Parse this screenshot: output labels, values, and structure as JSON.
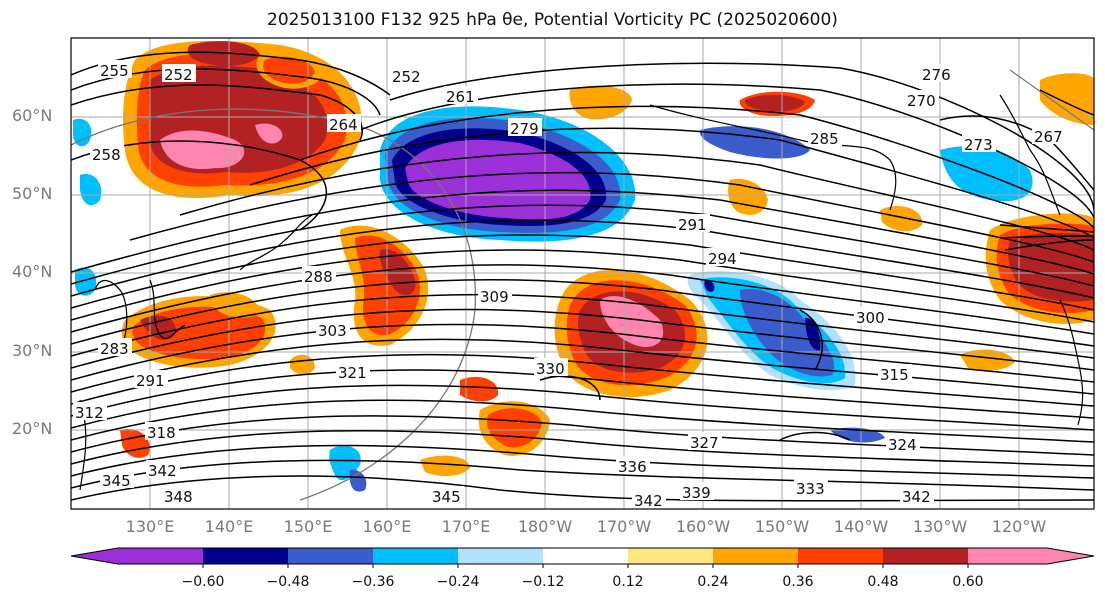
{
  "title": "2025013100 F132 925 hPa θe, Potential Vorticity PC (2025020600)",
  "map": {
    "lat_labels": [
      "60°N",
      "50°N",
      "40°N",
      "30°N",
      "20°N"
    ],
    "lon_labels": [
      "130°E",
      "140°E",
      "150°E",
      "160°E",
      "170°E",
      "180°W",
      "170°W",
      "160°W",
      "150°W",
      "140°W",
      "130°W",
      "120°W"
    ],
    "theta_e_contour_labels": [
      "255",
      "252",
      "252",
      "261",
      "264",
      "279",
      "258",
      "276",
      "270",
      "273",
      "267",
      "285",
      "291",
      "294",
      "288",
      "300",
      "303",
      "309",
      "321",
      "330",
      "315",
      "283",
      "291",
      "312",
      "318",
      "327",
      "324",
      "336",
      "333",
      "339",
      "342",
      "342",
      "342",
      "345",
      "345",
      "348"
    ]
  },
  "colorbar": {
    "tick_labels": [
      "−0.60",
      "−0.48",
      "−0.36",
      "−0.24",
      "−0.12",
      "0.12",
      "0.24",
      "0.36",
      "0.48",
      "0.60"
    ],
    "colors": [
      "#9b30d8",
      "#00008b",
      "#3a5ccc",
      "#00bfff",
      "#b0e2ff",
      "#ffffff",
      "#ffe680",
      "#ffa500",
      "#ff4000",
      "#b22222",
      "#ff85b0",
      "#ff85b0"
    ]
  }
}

Given problem
All preceding records should be duplicated verbatim, images excepted.

Solution for this problem
Parse this screenshot: output labels, values, and structure as JSON.
{
  "title": "2025013100 F132 925 hPa θe, Potential Vorticity PC (2025020600)",
  "map": {
    "lat_labels": [
      "60°N",
      "50°N",
      "40°N",
      "30°N",
      "20°N"
    ],
    "lon_labels": [
      "130°E",
      "140°E",
      "150°E",
      "160°E",
      "170°E",
      "180°W",
      "170°W",
      "160°W",
      "150°W",
      "140°W",
      "130°W",
      "120°W"
    ],
    "theta_e_contour_labels": [
      "255",
      "252",
      "252",
      "261",
      "264",
      "279",
      "258",
      "276",
      "270",
      "273",
      "267",
      "285",
      "291",
      "294",
      "288",
      "300",
      "303",
      "309",
      "321",
      "330",
      "315",
      "283",
      "291",
      "312",
      "318",
      "327",
      "324",
      "336",
      "333",
      "339",
      "342",
      "342",
      "342",
      "345",
      "345",
      "348"
    ]
  },
  "colorbar": {
    "tick_labels": [
      "−0.60",
      "−0.48",
      "−0.36",
      "−0.24",
      "−0.12",
      "0.12",
      "0.24",
      "0.36",
      "0.48",
      "0.60"
    ],
    "colors": [
      "#9b30d8",
      "#00008b",
      "#3a5ccc",
      "#00bfff",
      "#b0e2ff",
      "#ffffff",
      "#ffe680",
      "#ffa500",
      "#ff4000",
      "#b22222",
      "#ff85b0",
      "#ff85b0"
    ]
  }
}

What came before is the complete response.